__WHAT YOU WILL DO__: Identify the lines bearing the string "this" and gather them.

_ _ _ _ _

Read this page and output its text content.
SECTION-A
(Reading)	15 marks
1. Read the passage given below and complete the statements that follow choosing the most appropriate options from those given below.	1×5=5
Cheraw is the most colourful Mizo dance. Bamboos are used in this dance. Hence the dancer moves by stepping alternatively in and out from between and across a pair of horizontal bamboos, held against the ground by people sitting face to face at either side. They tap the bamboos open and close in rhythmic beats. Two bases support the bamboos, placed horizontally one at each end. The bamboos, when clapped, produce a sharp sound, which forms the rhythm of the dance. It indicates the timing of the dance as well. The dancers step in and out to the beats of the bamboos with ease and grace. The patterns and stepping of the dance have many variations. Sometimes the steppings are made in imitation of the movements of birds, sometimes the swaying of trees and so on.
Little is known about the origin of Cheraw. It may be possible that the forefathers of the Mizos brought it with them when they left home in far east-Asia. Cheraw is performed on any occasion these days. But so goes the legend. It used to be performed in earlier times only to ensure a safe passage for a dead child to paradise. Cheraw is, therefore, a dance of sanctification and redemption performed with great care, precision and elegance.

_ _ _ _ _

__WORKED ANSWER__:
Read this page and output its text content.
Cheraw is the most colourful Mizo dance. Bamboos are used in this dance. Hence the dancer moves by stepping alternatively in and out from between and across a pair of horizontal bamboos, held against the ground by people sitting face to face at either side. They tap the bamboos open and close in rhythmic beats. Two bases support the bamboos, placed horizontally one at each end. The bamboos, when clapped, produce a sharp sound, which forms the rhythm of the dance. It indicates the timing of the dance as well. The dancers step in and out to the beats of the bamboos with ease and grace. The patterns and stepping of the dance have many variations. Sometimes the steppings are made in imitation of the movements of birds, sometimes the swaying of trees and so on.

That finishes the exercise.